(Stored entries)
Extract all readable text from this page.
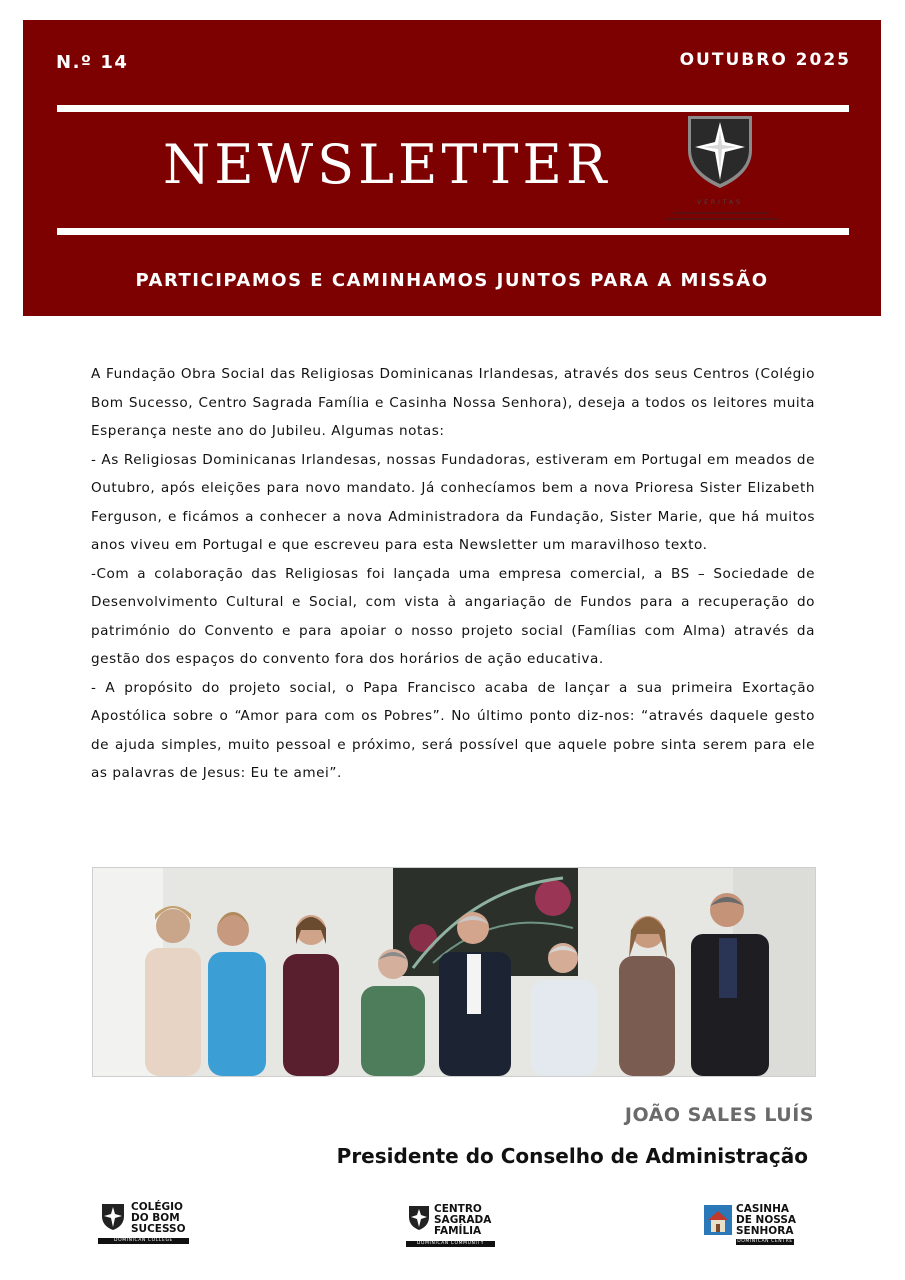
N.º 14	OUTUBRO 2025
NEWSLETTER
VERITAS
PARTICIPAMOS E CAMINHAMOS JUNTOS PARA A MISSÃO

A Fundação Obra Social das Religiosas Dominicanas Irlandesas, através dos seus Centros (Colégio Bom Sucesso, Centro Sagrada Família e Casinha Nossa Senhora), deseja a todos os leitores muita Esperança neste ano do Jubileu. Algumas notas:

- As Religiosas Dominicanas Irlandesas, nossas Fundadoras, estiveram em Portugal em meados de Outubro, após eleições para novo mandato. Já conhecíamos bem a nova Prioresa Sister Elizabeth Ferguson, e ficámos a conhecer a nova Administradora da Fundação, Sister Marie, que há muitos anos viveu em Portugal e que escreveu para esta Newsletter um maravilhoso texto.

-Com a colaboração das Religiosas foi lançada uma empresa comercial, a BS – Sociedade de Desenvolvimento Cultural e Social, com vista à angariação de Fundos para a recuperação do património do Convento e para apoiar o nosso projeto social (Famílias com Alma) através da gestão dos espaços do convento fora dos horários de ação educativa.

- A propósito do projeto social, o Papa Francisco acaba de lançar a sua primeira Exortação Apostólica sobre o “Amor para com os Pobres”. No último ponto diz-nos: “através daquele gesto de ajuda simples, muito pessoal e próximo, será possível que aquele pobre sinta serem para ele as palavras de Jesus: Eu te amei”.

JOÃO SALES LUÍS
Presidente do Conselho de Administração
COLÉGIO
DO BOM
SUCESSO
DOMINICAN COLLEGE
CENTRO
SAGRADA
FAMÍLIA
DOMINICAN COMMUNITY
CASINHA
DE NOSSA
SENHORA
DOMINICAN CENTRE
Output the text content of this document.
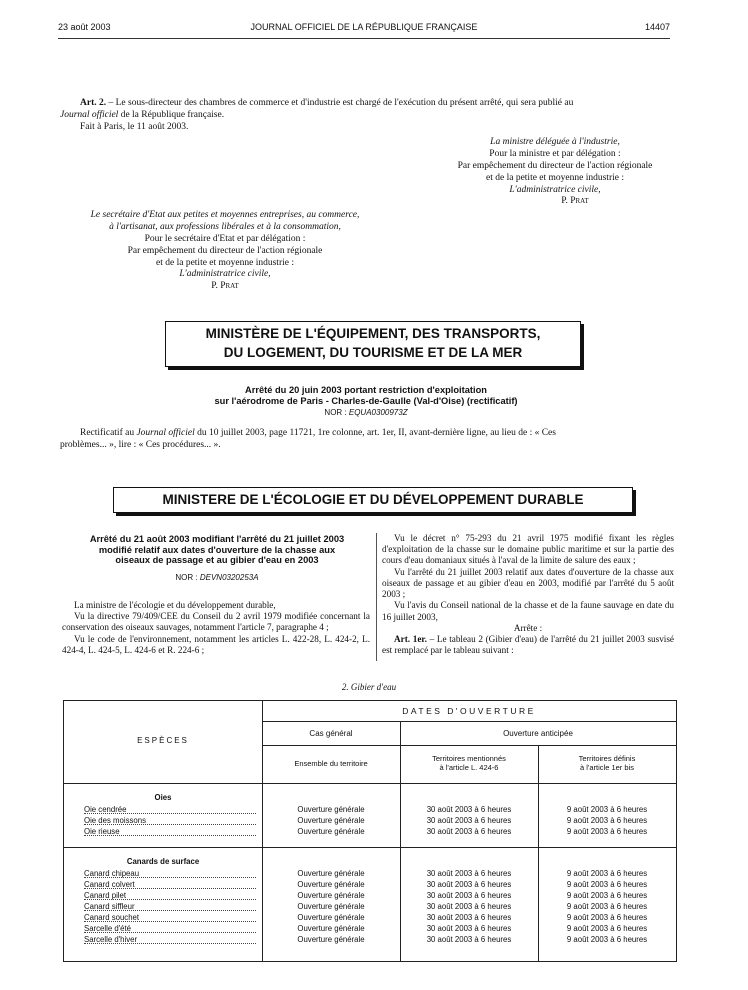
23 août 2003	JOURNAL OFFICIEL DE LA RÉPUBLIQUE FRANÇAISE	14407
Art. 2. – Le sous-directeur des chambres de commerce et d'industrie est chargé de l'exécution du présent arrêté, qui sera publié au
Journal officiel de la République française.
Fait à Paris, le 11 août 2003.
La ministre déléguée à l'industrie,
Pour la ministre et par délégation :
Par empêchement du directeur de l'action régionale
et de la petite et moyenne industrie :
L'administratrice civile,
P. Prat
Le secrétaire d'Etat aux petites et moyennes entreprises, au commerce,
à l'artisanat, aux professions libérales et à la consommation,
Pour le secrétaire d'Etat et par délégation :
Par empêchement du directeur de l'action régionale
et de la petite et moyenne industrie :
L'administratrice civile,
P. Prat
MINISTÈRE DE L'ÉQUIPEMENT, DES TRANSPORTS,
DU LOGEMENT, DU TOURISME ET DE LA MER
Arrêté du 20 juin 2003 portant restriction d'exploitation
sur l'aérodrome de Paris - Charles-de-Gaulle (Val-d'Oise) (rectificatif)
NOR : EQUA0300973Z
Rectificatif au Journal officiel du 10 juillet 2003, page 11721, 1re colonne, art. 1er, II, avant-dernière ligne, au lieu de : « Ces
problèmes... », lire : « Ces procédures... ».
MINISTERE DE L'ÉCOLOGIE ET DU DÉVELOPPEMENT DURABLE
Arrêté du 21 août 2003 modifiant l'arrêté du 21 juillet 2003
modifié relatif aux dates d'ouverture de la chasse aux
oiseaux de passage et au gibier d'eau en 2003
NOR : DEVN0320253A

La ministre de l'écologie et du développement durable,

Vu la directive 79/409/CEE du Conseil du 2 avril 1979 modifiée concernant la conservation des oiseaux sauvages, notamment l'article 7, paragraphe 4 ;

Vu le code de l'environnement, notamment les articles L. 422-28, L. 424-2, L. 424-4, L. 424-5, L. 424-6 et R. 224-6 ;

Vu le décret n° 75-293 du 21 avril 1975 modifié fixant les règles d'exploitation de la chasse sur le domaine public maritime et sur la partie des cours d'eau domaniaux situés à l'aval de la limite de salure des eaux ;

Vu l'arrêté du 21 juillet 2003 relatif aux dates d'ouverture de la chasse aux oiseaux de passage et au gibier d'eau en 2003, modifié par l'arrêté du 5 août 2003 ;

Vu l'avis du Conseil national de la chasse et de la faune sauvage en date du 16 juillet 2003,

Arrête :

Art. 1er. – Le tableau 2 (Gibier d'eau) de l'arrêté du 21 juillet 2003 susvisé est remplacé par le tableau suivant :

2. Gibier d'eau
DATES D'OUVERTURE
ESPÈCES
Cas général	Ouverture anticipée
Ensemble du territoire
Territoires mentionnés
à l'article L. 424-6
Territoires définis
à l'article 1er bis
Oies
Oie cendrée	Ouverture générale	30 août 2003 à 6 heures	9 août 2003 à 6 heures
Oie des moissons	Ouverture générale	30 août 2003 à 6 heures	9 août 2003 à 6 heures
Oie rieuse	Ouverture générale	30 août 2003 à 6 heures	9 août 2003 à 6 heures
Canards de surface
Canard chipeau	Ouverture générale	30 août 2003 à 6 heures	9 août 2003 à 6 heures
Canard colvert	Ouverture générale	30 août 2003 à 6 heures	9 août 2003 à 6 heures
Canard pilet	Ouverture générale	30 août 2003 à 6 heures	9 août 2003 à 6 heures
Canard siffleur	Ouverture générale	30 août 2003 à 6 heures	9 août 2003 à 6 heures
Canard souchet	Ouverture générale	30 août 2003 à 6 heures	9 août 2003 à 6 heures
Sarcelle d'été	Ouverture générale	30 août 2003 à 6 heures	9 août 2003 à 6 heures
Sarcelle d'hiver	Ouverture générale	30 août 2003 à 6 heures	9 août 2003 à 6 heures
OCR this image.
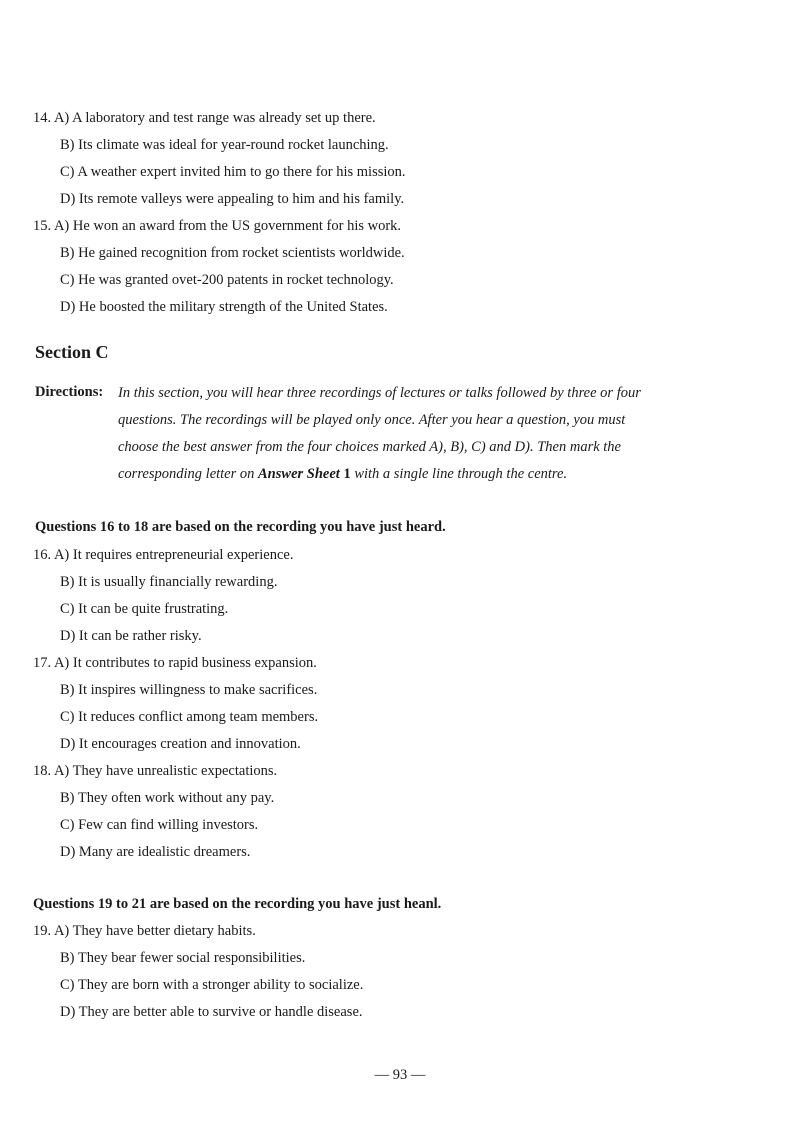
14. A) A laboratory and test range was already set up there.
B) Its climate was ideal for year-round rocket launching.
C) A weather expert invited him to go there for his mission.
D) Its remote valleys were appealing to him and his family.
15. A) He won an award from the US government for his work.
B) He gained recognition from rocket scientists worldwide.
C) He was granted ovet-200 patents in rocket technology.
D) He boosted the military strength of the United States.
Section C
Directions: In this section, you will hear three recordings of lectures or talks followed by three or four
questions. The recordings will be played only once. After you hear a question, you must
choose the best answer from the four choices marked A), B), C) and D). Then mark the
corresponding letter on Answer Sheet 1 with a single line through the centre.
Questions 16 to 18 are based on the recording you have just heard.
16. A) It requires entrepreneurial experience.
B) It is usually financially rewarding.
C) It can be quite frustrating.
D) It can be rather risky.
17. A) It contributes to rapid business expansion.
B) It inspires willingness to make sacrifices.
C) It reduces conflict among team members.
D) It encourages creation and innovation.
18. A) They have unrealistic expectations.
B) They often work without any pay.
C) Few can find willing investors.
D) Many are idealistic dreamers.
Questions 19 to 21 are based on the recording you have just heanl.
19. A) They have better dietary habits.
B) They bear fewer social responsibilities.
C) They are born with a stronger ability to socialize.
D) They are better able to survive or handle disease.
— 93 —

→ SHORT EXERCISE: Without the pictures, write out all of the material exactly.

→ ANSWER BELOW:
Extract all readable text from this page.
N.º 14	OUTUBRO 2025
NEWSLETTER
VERITAS
PARTICIPAMOS E CAMINHAMOS JUNTOS PARA A MISSÃO

A Fundação Obra Social das Religiosas Dominicanas Irlandesas, através dos seus Centros (Colégio Bom Sucesso, Centro Sagrada Família e Casinha Nossa Senhora), deseja a todos os leitores muita Esperança neste ano do Jubileu. Algumas notas:

- As Religiosas Dominicanas Irlandesas, nossas Fundadoras, estiveram em Portugal em meados de Outubro, após eleições para novo mandato. Já conhecíamos bem a nova Prioresa Sister Elizabeth Ferguson, e ficámos a conhecer a nova Administradora da Fundação, Sister Marie, que há muitos anos viveu em Portugal e que escreveu para esta Newsletter um maravilhoso texto.

-Com a colaboração das Religiosas foi lançada uma empresa comercial, a BS – Sociedade de Desenvolvimento Cultural e Social, com vista à angariação de Fundos para a recuperação do património do Convento e para apoiar o nosso projeto social (Famílias com Alma) através da gestão dos espaços do convento fora dos horários de ação educativa.

- A propósito do projeto social, o Papa Francisco acaba de lançar a sua primeira Exortação Apostólica sobre o “Amor para com os Pobres”. No último ponto diz-nos: “através daquele gesto de ajuda simples, muito pessoal e próximo, será possível que aquele pobre sinta serem para ele as palavras de Jesus: Eu te amei”.

JOÃO SALES LUÍS
Presidente do Conselho de Administração
COLÉGIO
DO BOM
SUCESSO
DOMINICAN COLLEGE
CENTRO
SAGRADA
FAMÍLIA
DOMINICAN COMMUNITY
CASINHA
DE NOSSA
SENHORA
DOMINICAN CENTRE
Output the text content of this document.
23 août 2003	JOURNAL OFFICIEL DE LA RÉPUBLIQUE FRANÇAISE	14407
Art. 2. – Le sous-directeur des chambres de commerce et d'industrie est chargé de l'exécution du présent arrêté, qui sera publié au
Journal officiel de la République française.
Fait à Paris, le 11 août 2003.
La ministre déléguée à l'industrie,
Pour la ministre et par délégation :
Par empêchement du directeur de l'action régionale
et de la petite et moyenne industrie :
L'administratrice civile,
P. Prat
Le secrétaire d'Etat aux petites et moyennes entreprises, au commerce,
à l'artisanat, aux professions libérales et à la consommation,
Pour le secrétaire d'Etat et par délégation :
Par empêchement du directeur de l'action régionale
et de la petite et moyenne industrie :
L'administratrice civile,
P. Prat
MINISTÈRE DE L'ÉQUIPEMENT, DES TRANSPORTS,
DU LOGEMENT, DU TOURISME ET DE LA MER
Arrêté du 20 juin 2003 portant restriction d'exploitation
sur l'aérodrome de Paris - Charles-de-Gaulle (Val-d'Oise) (rectificatif)
NOR : EQUA0300973Z
Rectificatif au Journal officiel du 10 juillet 2003, page 11721, 1re colonne, art. 1er, II, avant-dernière ligne, au lieu de : « Ces
problèmes... », lire : « Ces procédures... ».
MINISTERE DE L'ÉCOLOGIE ET DU DÉVELOPPEMENT DURABLE
Arrêté du 21 août 2003 modifiant l'arrêté du 21 juillet 2003
modifié relatif aux dates d'ouverture de la chasse aux
oiseaux de passage et au gibier d'eau en 2003
NOR : DEVN0320253A

La ministre de l'écologie et du développement durable,

Vu la directive 79/409/CEE du Conseil du 2 avril 1979 modifiée concernant la conservation des oiseaux sauvages, notamment l'article 7, paragraphe 4 ;

Vu le code de l'environnement, notamment les articles L. 422-28, L. 424-2, L. 424-4, L. 424-5, L. 424-6 et R. 224-6 ;

Vu le décret n° 75-293 du 21 avril 1975 modifié fixant les règles d'exploitation de la chasse sur le domaine public maritime et sur la partie des cours d'eau domaniaux situés à l'aval de la limite de salure des eaux ;

Vu l'arrêté du 21 juillet 2003 relatif aux dates d'ouverture de la chasse aux oiseaux de passage et au gibier d'eau en 2003, modifié par l'arrêté du 5 août 2003 ;

Vu l'avis du Conseil national de la chasse et de la faune sauvage en date du 16 juillet 2003,

Arrête :

Art. 1er. – Le tableau 2 (Gibier d'eau) de l'arrêté du 21 juillet 2003 susvisé est remplacé par le tableau suivant :

2. Gibier d'eau
DATES D'OUVERTURE
ESPÈCES
Cas général	Ouverture anticipée
Ensemble du territoire
Territoires mentionnés
à l'article L. 424-6
Territoires définis
à l'article 1er bis
Oies
Oie cendrée	Ouverture générale	30 août 2003 à 6 heures	9 août 2003 à 6 heures
Oie des moissons	Ouverture générale	30 août 2003 à 6 heures	9 août 2003 à 6 heures
Oie rieuse	Ouverture générale	30 août 2003 à 6 heures	9 août 2003 à 6 heures
Canards de surface
Canard chipeau	Ouverture générale	30 août 2003 à 6 heures	9 août 2003 à 6 heures
Canard colvert	Ouverture générale	30 août 2003 à 6 heures	9 août 2003 à 6 heures
Canard pilet	Ouverture générale	30 août 2003 à 6 heures	9 août 2003 à 6 heures
Canard siffleur	Ouverture générale	30 août 2003 à 6 heures	9 août 2003 à 6 heures
Canard souchet	Ouverture générale	30 août 2003 à 6 heures	9 août 2003 à 6 heures
Sarcelle d'été	Ouverture générale	30 août 2003 à 6 heures	9 août 2003 à 6 heures
Sarcelle d'hiver	Ouverture générale	30 août 2003 à 6 heures	9 août 2003 à 6 heures
OCR this image.
14. A) A laboratory and test range was already set up there.
B) Its climate was ideal for year-round rocket launching.
C) A weather expert invited him to go there for his mission.
D) Its remote valleys were appealing to him and his family.
15. A) He won an award from the US government for his work.
B) He gained recognition from rocket scientists worldwide.
C) He was granted ovet-200 patents in rocket technology.
D) He boosted the military strength of the United States.
Section C
Directions: In this section, you will hear three recordings of lectures or talks followed by three or four
questions. The recordings will be played only once. After you hear a question, you must
choose the best answer from the four choices marked A), B), C) and D). Then mark the
corresponding letter on Answer Sheet 1 with a single line through the centre.
Questions 16 to 18 are based on the recording you have just heard.
16. A) It requires entrepreneurial experience.
B) It is usually financially rewarding.
C) It can be quite frustrating.
D) It can be rather risky.
17. A) It contributes to rapid business expansion.
B) It inspires willingness to make sacrifices.
C) It reduces conflict among team members.
D) It encourages creation and innovation.
18. A) They have unrealistic expectations.
B) They often work without any pay.
C) Few can find willing investors.
D) Many are idealistic dreamers.
Questions 19 to 21 are based on the recording you have just heanl.
19. A) They have better dietary habits.
B) They bear fewer social responsibilities.
C) They are born with a stronger ability to socialize.
D) They are better able to survive or handle disease.
— 93 —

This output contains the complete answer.